§ **PAGE**:
───
# ExMark vs Cub Cadet?



## fifthmanstanding (Apr 11, 2021)

Hi all,

In the market for a zero turn. I'm going to avoid buying from a big box and go with a local dealership.

Budget: $3100 or less, otherwise my wife will kill me. 
Local dealerships carry the following: 

Exmark
Husqvarna
Cub Cadet
John Deere

I was originally leaning towards a Cub Cadet ZT1 42". It's attractive and looks comfortable and well made. The more research I did the more it seemed like the stamped deck and the Hydro-Gear EZT 2200 drive system were the things that others repeatedly said weren't great. I'll be the first to say, I have no idea what's wrong with the 2200 drive system but to hear folks talk it must've killed their whole family.

Then I started leaning towards the Exmark Quest because of it's fabricated and welded deck. Near as I can tell its the same Kohler motor.

Anyone out there with thoughts on these? I'm not especially interested in the John Deere because it seems like their zero turn models are missing a lot of features that Cub Cadet and Exmark have at this price point. I've not research Husqvarna heavily yet.
───
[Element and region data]
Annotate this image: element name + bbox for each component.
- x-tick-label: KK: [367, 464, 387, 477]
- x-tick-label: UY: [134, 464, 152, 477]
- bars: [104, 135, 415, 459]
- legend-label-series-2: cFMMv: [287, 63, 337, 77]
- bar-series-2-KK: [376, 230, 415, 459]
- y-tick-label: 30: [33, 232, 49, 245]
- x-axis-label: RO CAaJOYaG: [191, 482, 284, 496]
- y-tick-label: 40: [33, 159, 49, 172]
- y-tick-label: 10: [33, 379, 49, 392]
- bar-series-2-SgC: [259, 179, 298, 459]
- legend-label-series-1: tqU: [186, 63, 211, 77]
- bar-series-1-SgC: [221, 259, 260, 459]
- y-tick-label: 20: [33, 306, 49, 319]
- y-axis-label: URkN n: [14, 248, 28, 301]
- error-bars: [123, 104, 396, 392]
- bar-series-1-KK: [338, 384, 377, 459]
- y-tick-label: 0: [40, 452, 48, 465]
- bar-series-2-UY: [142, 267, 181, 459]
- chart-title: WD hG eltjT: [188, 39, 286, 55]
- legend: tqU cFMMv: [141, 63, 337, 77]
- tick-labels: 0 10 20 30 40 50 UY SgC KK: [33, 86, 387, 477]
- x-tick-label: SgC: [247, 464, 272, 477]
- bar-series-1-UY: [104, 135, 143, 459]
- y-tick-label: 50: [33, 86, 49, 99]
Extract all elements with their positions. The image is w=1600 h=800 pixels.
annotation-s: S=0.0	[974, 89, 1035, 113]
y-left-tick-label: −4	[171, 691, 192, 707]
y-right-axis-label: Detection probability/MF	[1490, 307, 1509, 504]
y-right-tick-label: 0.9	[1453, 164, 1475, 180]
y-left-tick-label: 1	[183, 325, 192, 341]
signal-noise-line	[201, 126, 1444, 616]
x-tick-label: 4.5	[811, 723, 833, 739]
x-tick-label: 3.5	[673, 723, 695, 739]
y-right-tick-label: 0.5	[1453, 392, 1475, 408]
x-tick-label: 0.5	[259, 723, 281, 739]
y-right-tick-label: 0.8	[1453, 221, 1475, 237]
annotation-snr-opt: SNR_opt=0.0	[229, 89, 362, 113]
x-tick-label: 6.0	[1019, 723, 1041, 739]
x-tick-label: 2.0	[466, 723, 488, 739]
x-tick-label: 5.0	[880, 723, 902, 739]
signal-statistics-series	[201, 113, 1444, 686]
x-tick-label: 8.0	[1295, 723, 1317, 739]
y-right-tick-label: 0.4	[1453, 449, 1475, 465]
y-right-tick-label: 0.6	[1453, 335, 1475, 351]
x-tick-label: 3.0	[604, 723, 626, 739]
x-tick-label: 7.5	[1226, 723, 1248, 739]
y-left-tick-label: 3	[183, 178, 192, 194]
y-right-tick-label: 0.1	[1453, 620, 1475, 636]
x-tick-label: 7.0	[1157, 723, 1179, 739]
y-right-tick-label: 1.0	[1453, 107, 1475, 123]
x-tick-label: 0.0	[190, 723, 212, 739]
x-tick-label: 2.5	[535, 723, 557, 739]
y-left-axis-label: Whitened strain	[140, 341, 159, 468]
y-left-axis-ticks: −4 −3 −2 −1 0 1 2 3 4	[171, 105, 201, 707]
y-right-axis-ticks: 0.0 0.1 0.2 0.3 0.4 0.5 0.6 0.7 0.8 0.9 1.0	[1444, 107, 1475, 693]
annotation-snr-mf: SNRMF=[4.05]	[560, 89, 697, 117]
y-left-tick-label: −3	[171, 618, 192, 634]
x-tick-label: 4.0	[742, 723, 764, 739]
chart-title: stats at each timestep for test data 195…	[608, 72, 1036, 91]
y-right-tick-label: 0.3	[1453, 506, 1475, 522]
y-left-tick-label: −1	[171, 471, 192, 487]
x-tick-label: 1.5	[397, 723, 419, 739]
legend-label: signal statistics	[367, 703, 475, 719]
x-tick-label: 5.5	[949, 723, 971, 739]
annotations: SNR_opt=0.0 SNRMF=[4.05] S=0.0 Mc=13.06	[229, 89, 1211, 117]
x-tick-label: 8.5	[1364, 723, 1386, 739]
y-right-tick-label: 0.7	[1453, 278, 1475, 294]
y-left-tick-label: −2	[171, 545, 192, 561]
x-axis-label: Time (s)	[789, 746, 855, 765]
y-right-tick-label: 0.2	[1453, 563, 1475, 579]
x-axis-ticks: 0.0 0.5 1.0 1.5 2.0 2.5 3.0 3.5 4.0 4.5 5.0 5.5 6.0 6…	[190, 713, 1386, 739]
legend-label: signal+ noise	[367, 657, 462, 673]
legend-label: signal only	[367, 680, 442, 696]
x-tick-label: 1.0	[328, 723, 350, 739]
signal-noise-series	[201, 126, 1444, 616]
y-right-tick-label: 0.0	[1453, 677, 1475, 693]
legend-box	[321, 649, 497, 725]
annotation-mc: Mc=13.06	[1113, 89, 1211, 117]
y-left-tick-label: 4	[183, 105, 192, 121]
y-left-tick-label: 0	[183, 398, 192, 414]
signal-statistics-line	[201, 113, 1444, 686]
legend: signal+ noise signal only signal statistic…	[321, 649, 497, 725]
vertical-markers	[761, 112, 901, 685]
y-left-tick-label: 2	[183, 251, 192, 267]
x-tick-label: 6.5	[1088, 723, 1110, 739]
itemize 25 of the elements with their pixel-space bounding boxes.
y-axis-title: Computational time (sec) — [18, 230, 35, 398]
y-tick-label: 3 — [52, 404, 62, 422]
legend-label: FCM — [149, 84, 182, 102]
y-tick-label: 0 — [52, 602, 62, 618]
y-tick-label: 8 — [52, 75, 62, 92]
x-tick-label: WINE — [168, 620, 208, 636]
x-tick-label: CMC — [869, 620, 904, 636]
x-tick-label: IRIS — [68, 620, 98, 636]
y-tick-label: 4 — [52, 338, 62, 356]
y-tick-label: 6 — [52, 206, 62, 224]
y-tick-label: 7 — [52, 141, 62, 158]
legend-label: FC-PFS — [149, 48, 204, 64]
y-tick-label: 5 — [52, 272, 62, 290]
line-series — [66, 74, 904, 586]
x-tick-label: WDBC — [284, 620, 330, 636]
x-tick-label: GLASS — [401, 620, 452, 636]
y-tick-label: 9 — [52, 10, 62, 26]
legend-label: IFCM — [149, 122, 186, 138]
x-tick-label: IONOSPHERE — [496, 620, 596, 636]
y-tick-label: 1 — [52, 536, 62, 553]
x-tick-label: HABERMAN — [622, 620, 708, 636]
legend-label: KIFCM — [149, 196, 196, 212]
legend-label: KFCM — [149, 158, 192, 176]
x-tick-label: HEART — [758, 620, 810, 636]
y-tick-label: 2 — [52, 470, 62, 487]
───
§ **DESCRIPTION OF THE TASK**: Repeat the whole zero-turn mower thread from above word for word, from its title to its last sentence.

§ **SOLUTION TO THIS PROBLEM**:
# ExMark vs Cub Cadet?



## fifthmanstanding (Apr 11, 2021)

Hi all,

In the market for a zero turn. I'm going to avoid buying from a big box and go with a local dealership.

Budget: $3100 or less, otherwise my wife will kill me. 
Local dealerships carry the following: 

Exmark
Husqvarna
Cub Cadet
John Deere

I was originally leaning towards a Cub Cadet ZT1 42". It's attractive and looks comfortable and well made. The more research I did the more it seemed like the stamped deck and the Hydro-Gear EZT 2200 drive system were the things that others repeatedly said weren't great. I'll be the first to say, I have no idea what's wrong with the 2200 drive system but to hear folks talk it must've killed their whole family.

Then I started leaning towards the Exmark Quest because of it's fabricated and welded deck. Near as I can tell its the same Kohler motor.

Anyone out there with thoughts on these? I'm not especially interested in the John Deere because it seems like their zero turn models are missing a lot of features that Cub Cadet and Exmark have at this price point. I've not research Husqvarna heavily yet.